Text to read
Gradient Boosted Trees

scala

val model = gbm(formula, data,
  ntrees    = 500,
  maxDepth  = 20,
  maxNodes  = 6,
  nodeSize  = 5,
  shrinkage = 0.05,
  subsample = 0.7)

AdaBoost

scala

val model = adaboost(formula, data,
  ntrees   = 500,
  maxDepth = 20,
  maxNodes = 6,
  nodeSize = 1)

Discriminant Analysis

scala

// Fisher's Linear Discriminant
val model = fisher(x, y, L = -1, tol = 1e-4)

// Linear Discriminant Analysis
val model = lda(x, y, priori = null, tol = 1e-4)

// Quadratic Discriminant Analysis
val model = qda(x, y, priori = null, tol = 1e-4)

// Regularized Discriminant Analysis (blends LDA and QDA)
val model = rda(x, y,
  alpha  = 0.5,       // 0 = LDA, 1 = QDA
  priori = null,
  tol    = 1e-4)

Naive Bayes

scala

import smile.classification.DiscreteNaiveBayes

// Document classification with add-k smoothing
val model = naiveBayes(x, y,
  model  = DiscreteNaiveBayes.Model.MULTINOMIAL,
  priori = null,
  sigma  = 1.0)

// General form with continuous distributions
val model = naiveBayes(priori, condprob)

Multiclass Wrappers

scala

// One-vs-One (K*(K-1)/2 binary classifiers; max-wins voting)
val model = ovo(x, y) { (x, y) => svm(x, y, kernel, C = 1.0) }

// One-vs-Rest (K binary classifiers; highest confidence wins)
val model = ovr(x, y) { (x, y) => svm(x, y, kernel, C = 1.0) }

Both ovo and ovr accept any trainer function (Array[T], Array[Int]) => Classifier[T], expressed as a curried Scala lambda.

Regression

Import smile.regression.*.

Linear Models

scala

import smile.data.formula.*
import smile.regression.*

// Ordinary Least Squares
val model = lm(formula, data,
  method    = OLS.Method.QR,  // "svd" or "qr"
  stderr    = true,
  recursive = true)

Entries
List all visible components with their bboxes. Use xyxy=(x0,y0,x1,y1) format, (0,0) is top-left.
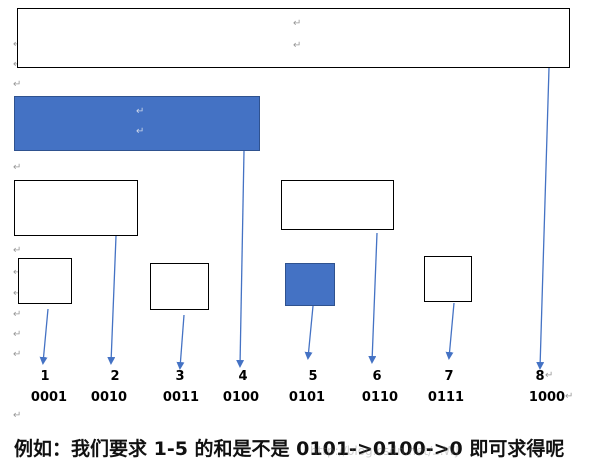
arrow-c5 xyxy=(304,305,314,360)
paragraph-mark: ↵ xyxy=(13,410,22,421)
arrow-c2 xyxy=(107,235,117,365)
index-binary: 0100 xyxy=(222,390,260,405)
index-binary: 0011 xyxy=(162,390,200,405)
paragraph-mark: ↵ xyxy=(293,40,302,51)
tree-node-c4: ↵ ↵ xyxy=(14,96,260,151)
arrow-c7 xyxy=(445,302,455,360)
tree-node-c8: ↵ ↵ xyxy=(17,8,570,68)
paragraph-mark: ↵ xyxy=(13,289,21,299)
paragraph-mark: ↵ xyxy=(13,268,21,278)
index-binary: 1000 xyxy=(528,390,566,405)
paragraph-mark: ↵ xyxy=(13,79,22,90)
paragraph-mark: ↵ xyxy=(13,245,22,256)
index-binary: 0001 xyxy=(30,390,68,405)
index-number: 5 xyxy=(308,369,318,384)
tree-node-c1 xyxy=(18,258,72,304)
index-number: 7 xyxy=(444,369,454,384)
arrow-c1 xyxy=(39,308,49,365)
paragraph-mark: ↵ xyxy=(565,391,574,402)
index-binary: 0010 xyxy=(90,390,128,405)
tree-node-c7 xyxy=(424,256,472,302)
arrow-c6 xyxy=(368,232,378,364)
index-number: 3 xyxy=(175,369,185,384)
paragraph-mark: ↵ xyxy=(293,18,302,29)
index-binary: 0101 xyxy=(288,390,326,405)
paragraph-mark: ↵ xyxy=(13,309,22,320)
paragraph-mark: ↵ xyxy=(13,349,22,360)
index-number: 2 xyxy=(110,369,120,384)
index-number: 4 xyxy=(238,369,248,384)
arrow-c4 xyxy=(236,150,245,368)
index-binary: 0110 xyxy=(361,390,399,405)
paragraph-mark: ↵ xyxy=(13,162,22,173)
paragraph-mark: ↵ xyxy=(136,126,145,137)
tree-node-c2 xyxy=(14,180,138,236)
paragraph-mark: ↵ xyxy=(136,106,145,117)
watermark: http://blog.csdn.net/...WJ xyxy=(310,444,459,458)
index-number: 6 xyxy=(372,369,382,384)
index-binary: 0111 xyxy=(427,390,465,405)
arrow-c8 xyxy=(536,67,550,370)
tree-node-c5 xyxy=(285,263,335,306)
tree-node-c3 xyxy=(150,263,209,310)
paragraph-mark: ↵ xyxy=(13,329,22,340)
index-number: 1 xyxy=(40,369,50,384)
index-number: 8 xyxy=(535,369,545,384)
caption-text: 例如：我们要求 1-5 的和是不是 0101->0100->0 即可求得呢 xyxy=(14,438,565,460)
paragraph-mark: ↵ xyxy=(545,370,554,381)
arrow-c3 xyxy=(176,314,185,370)
tree-node-c6 xyxy=(281,180,394,230)
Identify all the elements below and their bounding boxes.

Directions
• 1. From the machine learning code excerpt, pull out the passage that begins at the words "Import smile.regression.*." and stops after the words "recursive = true)".
• 2. Put this sentence from the machine learning code excerpt into Spanish: "Both ovo and ovr accept any trainer function (Array[T], Array[Int]) => Classifier[T], expressed as a curried Scala lambda."
• 3. In the machine learning code excerpt, turn the block starting "val model = gbm(formula, data," into a short list of the settings it passes.
This material was drawn from a separate source.

Solutions to the tasks
• 1.
Import smile.regression.*.

Linear Models

scala

import smile.data.formula.*
import smile.regression.*

// Ordinary Least Squares
val model = lm(formula, data,
  method    = OLS.Method.QR,  // "svd" or "qr"
  stderr    = true,
  recursive = true)

• 2. Tanto ovo como ovr aceptan cualquier función de entrenamiento (Array[T], Array[Int]) => Classifier[T], expresada como una lambda de Scala currificada.

• 3.
- Function: gbm, called with formula and data
- ntrees: 500
- maxDepth: 20
- maxNodes: 6
- nodeSize: 5
- shrinkage: 0.05
- subsample: 0.7